A run of records
☆ ☆ ☆ ☆ ☆

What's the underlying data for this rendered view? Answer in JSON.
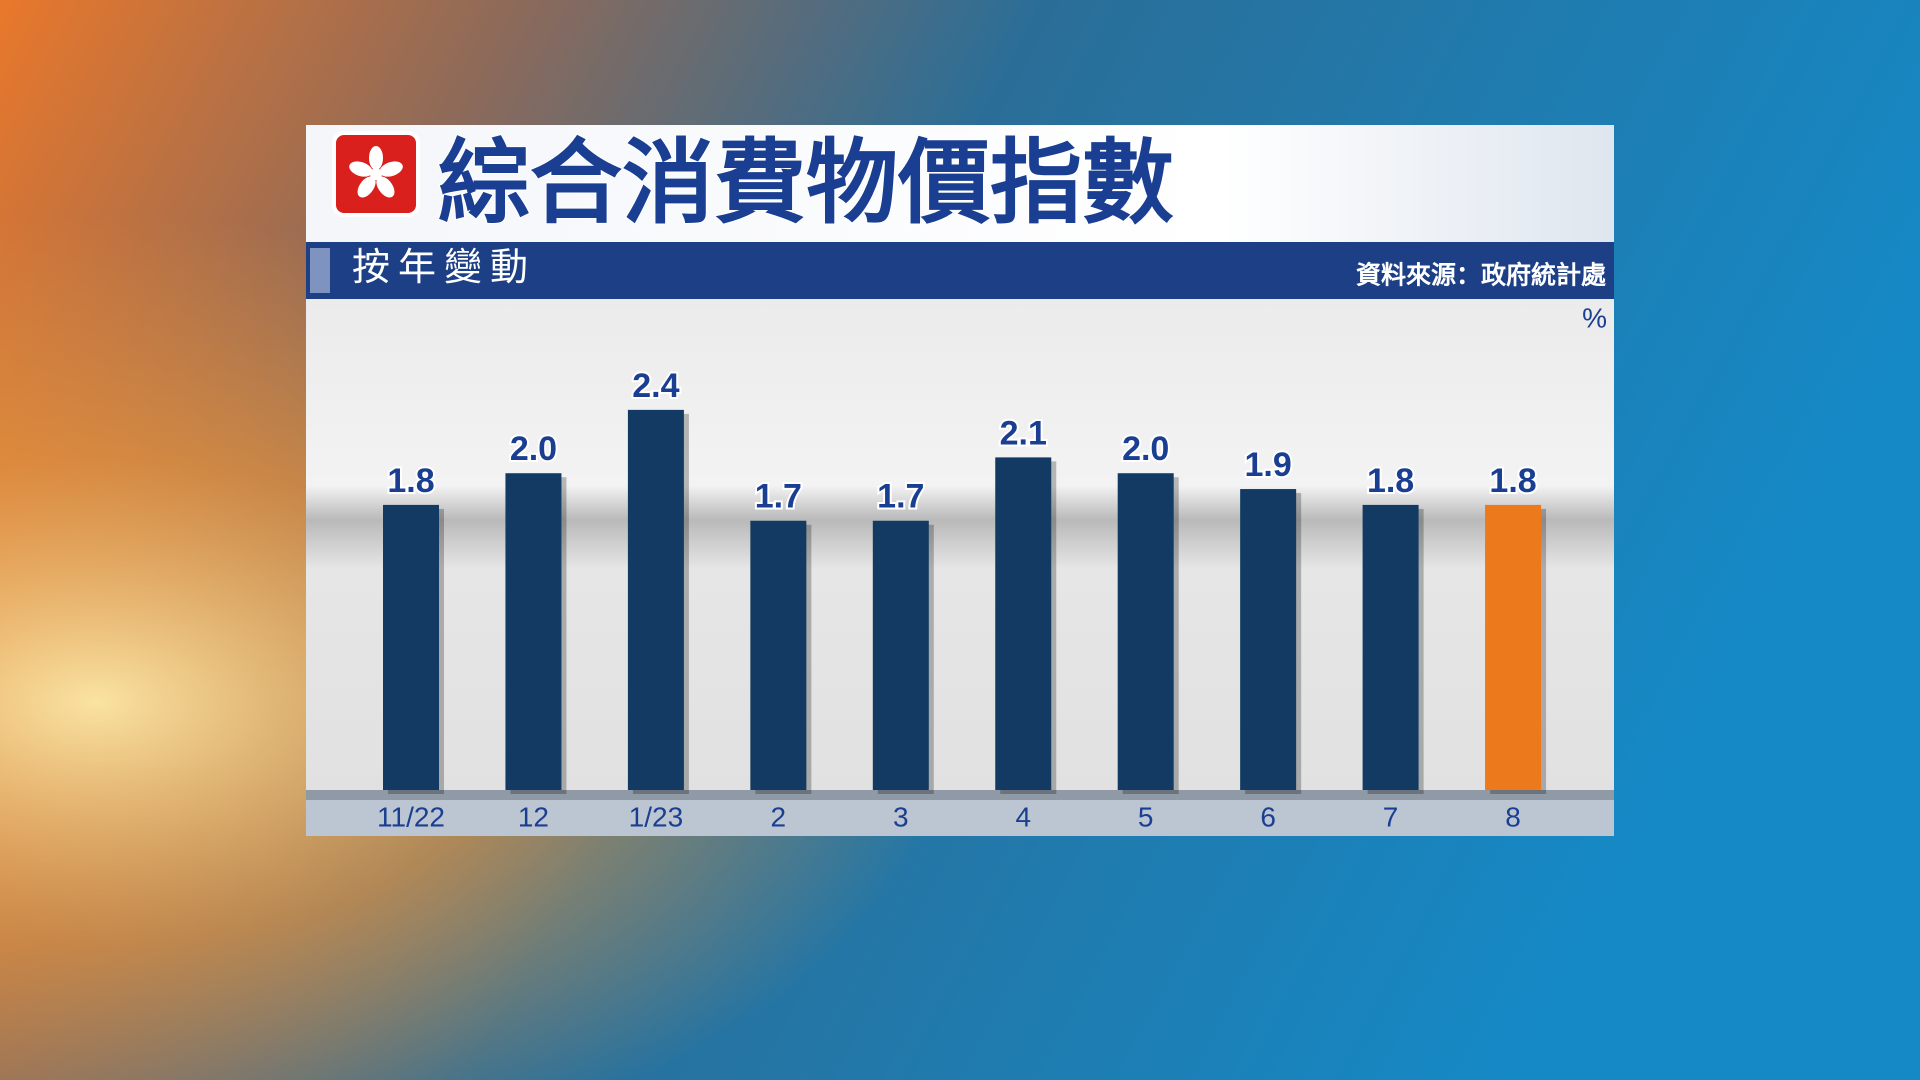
{
  "chart_data": {
    "type": "bar",
    "title": "綜合消費物價指數",
    "subtitle": "按年變動",
    "source": "資料來源：政府統計處",
    "unit": "%",
    "categories": [
      "11/22",
      "12",
      "1/23",
      "2",
      "3",
      "4",
      "5",
      "6",
      "7",
      "8"
    ],
    "values": [
      1.8,
      2.0,
      2.4,
      1.7,
      1.7,
      2.1,
      2.0,
      1.9,
      1.8,
      1.8
    ],
    "value_labels": [
      "1.8",
      "2.0",
      "2.4",
      "1.7",
      "1.7",
      "2.1",
      "2.0",
      "1.9",
      "1.8",
      "1.8"
    ],
    "colors": [
      "#123a62",
      "#123a62",
      "#123a62",
      "#123a62",
      "#123a62",
      "#123a62",
      "#123a62",
      "#123a62",
      "#123a62",
      "#ec7a1c"
    ],
    "ylim": [
      0,
      3.1
    ]
  }
}
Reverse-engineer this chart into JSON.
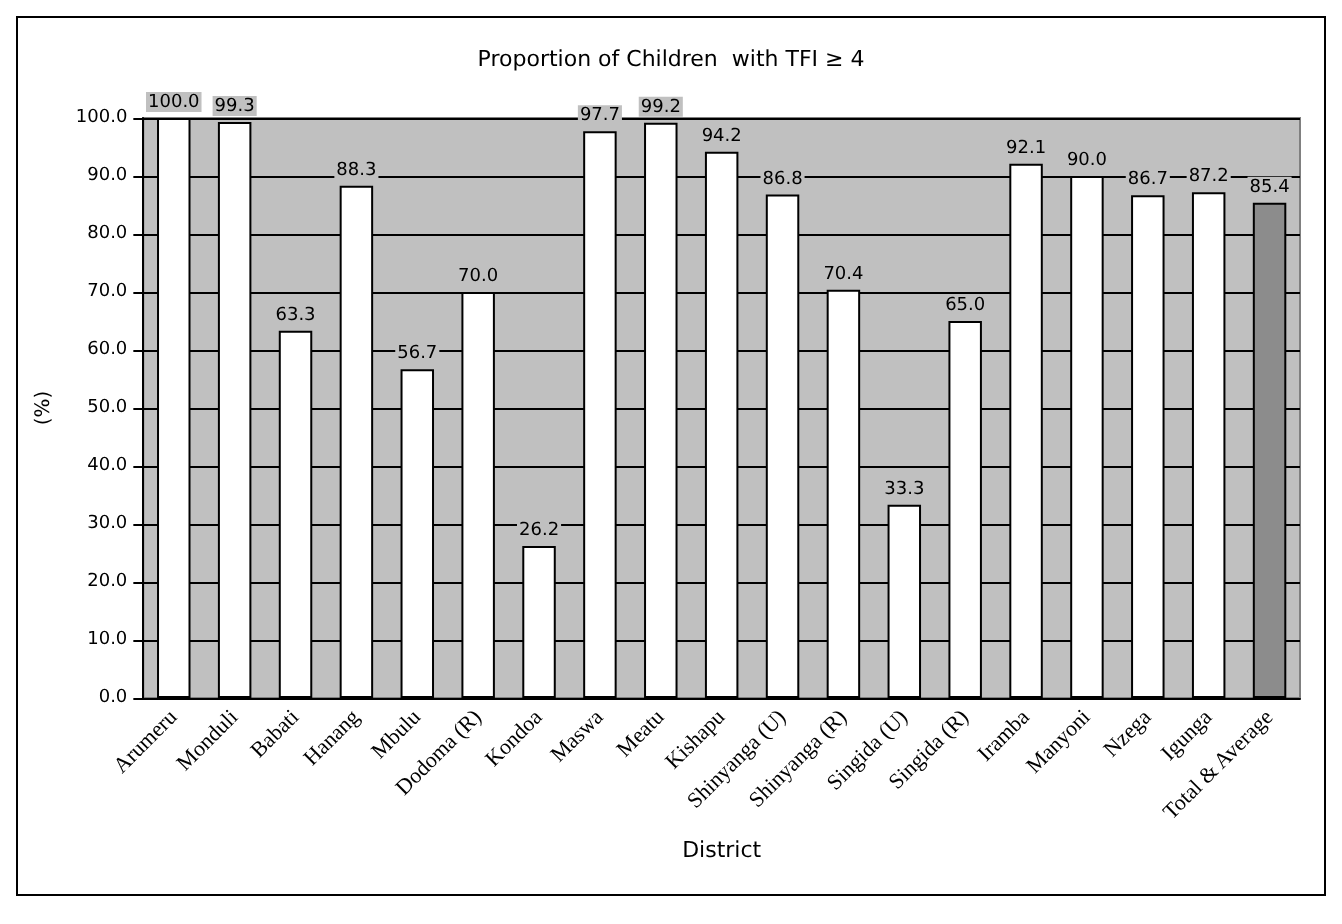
{
  "chart_data": {
    "type": "bar",
    "title": "Proportion of Children  with TFI ≥ 4",
    "xlabel": "District",
    "ylabel": "(%)",
    "categories": [
      "Arumeru",
      "Monduli",
      "Babati",
      "Hanang",
      "Mbulu",
      "Dodoma (R)",
      "Kondoa",
      "Maswa",
      "Meatu",
      "Kishapu",
      "Shinyanga (U)",
      "Shinyanga (R)",
      "Singida (U)",
      "Singida (R)",
      "Iramba",
      "Manyoni",
      "Nzega",
      "Igunga",
      "Total & Average"
    ],
    "values": [
      100,
      99.3,
      63.3,
      88.3,
      56.7,
      70,
      26.2,
      97.7,
      99.2,
      94.2,
      86.8,
      70.4,
      33.3,
      65,
      92.1,
      90,
      86.7,
      87.2,
      85.4
    ],
    "value_labels": [
      "100.0",
      "99.3",
      "63.3",
      "88.3",
      "56.7",
      "70.0",
      "26.2",
      "97.7",
      "99.2",
      "94.2",
      "86.8",
      "70.4",
      "33.3",
      "65.0",
      "92.1",
      "90.0",
      "86.7",
      "87.2",
      "85.4"
    ],
    "colors": [
      "#ffffff",
      "#ffffff",
      "#ffffff",
      "#ffffff",
      "#ffffff",
      "#ffffff",
      "#ffffff",
      "#ffffff",
      "#ffffff",
      "#ffffff",
      "#ffffff",
      "#ffffff",
      "#ffffff",
      "#ffffff",
      "#ffffff",
      "#ffffff",
      "#ffffff",
      "#ffffff",
      "#8c8c8c"
    ],
    "ylim": [
      0,
      100
    ],
    "yticks": [
      {
        "value": 0,
        "label": "0.0"
      },
      {
        "value": 10,
        "label": "10.0"
      },
      {
        "value": 20,
        "label": "20.0"
      },
      {
        "value": 30,
        "label": "30.0"
      },
      {
        "value": 40,
        "label": "40.0"
      },
      {
        "value": 50,
        "label": "50.0"
      },
      {
        "value": 60,
        "label": "60.0"
      },
      {
        "value": 70,
        "label": "70.0"
      },
      {
        "value": 80,
        "label": "80.0"
      },
      {
        "value": 90,
        "label": "90.0"
      },
      {
        "value": 100,
        "label": "100.0"
      }
    ],
    "grid": "y"
  }
}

☆ ☆ ☆ ☆ ☆

* STATED TASK
Restate the whole listing above exactly, please, omitting every image.

* OUTPUT
What's the underlying data for this rendered view? Answer in JSON.
{
  "chart_data": {
    "type": "bar",
    "title": "綜合消費物價指數",
    "subtitle": "按年變動",
    "source": "資料來源：政府統計處",
    "unit": "%",
    "categories": [
      "11/22",
      "12",
      "1/23",
      "2",
      "3",
      "4",
      "5",
      "6",
      "7",
      "8"
    ],
    "values": [
      1.8,
      2.0,
      2.4,
      1.7,
      1.7,
      2.1,
      2.0,
      1.9,
      1.8,
      1.8
    ],
    "value_labels": [
      "1.8",
      "2.0",
      "2.4",
      "1.7",
      "1.7",
      "2.1",
      "2.0",
      "1.9",
      "1.8",
      "1.8"
    ],
    "colors": [
      "#123a62",
      "#123a62",
      "#123a62",
      "#123a62",
      "#123a62",
      "#123a62",
      "#123a62",
      "#123a62",
      "#123a62",
      "#ec7a1c"
    ],
    "ylim": [
      0,
      3.1
    ]
  }
}
Reverse-engineer this chart into JSON.
{
  "chart_data": {
    "type": "bar",
    "title": "Proportion of Children  with TFI ≥ 4",
    "xlabel": "District",
    "ylabel": "(%)",
    "categories": [
      "Arumeru",
      "Monduli",
      "Babati",
      "Hanang",
      "Mbulu",
      "Dodoma (R)",
      "Kondoa",
      "Maswa",
      "Meatu",
      "Kishapu",
      "Shinyanga (U)",
      "Shinyanga (R)",
      "Singida (U)",
      "Singida (R)",
      "Iramba",
      "Manyoni",
      "Nzega",
      "Igunga",
      "Total & Average"
    ],
    "values": [
      100,
      99.3,
      63.3,
      88.3,
      56.7,
      70,
      26.2,
      97.7,
      99.2,
      94.2,
      86.8,
      70.4,
      33.3,
      65,
      92.1,
      90,
      86.7,
      87.2,
      85.4
    ],
    "value_labels": [
      "100.0",
      "99.3",
      "63.3",
      "88.3",
      "56.7",
      "70.0",
      "26.2",
      "97.7",
      "99.2",
      "94.2",
      "86.8",
      "70.4",
      "33.3",
      "65.0",
      "92.1",
      "90.0",
      "86.7",
      "87.2",
      "85.4"
    ],
    "colors": [
      "#ffffff",
      "#ffffff",
      "#ffffff",
      "#ffffff",
      "#ffffff",
      "#ffffff",
      "#ffffff",
      "#ffffff",
      "#ffffff",
      "#ffffff",
      "#ffffff",
      "#ffffff",
      "#ffffff",
      "#ffffff",
      "#ffffff",
      "#ffffff",
      "#ffffff",
      "#ffffff",
      "#8c8c8c"
    ],
    "ylim": [
      0,
      100
    ],
    "yticks": [
      {
        "value": 0,
        "label": "0.0"
      },
      {
        "value": 10,
        "label": "10.0"
      },
      {
        "value": 20,
        "label": "20.0"
      },
      {
        "value": 30,
        "label": "30.0"
      },
      {
        "value": 40,
        "label": "40.0"
      },
      {
        "value": 50,
        "label": "50.0"
      },
      {
        "value": 60,
        "label": "60.0"
      },
      {
        "value": 70,
        "label": "70.0"
      },
      {
        "value": 80,
        "label": "80.0"
      },
      {
        "value": 90,
        "label": "90.0"
      },
      {
        "value": 100,
        "label": "100.0"
      }
    ],
    "grid": "y"
  }
}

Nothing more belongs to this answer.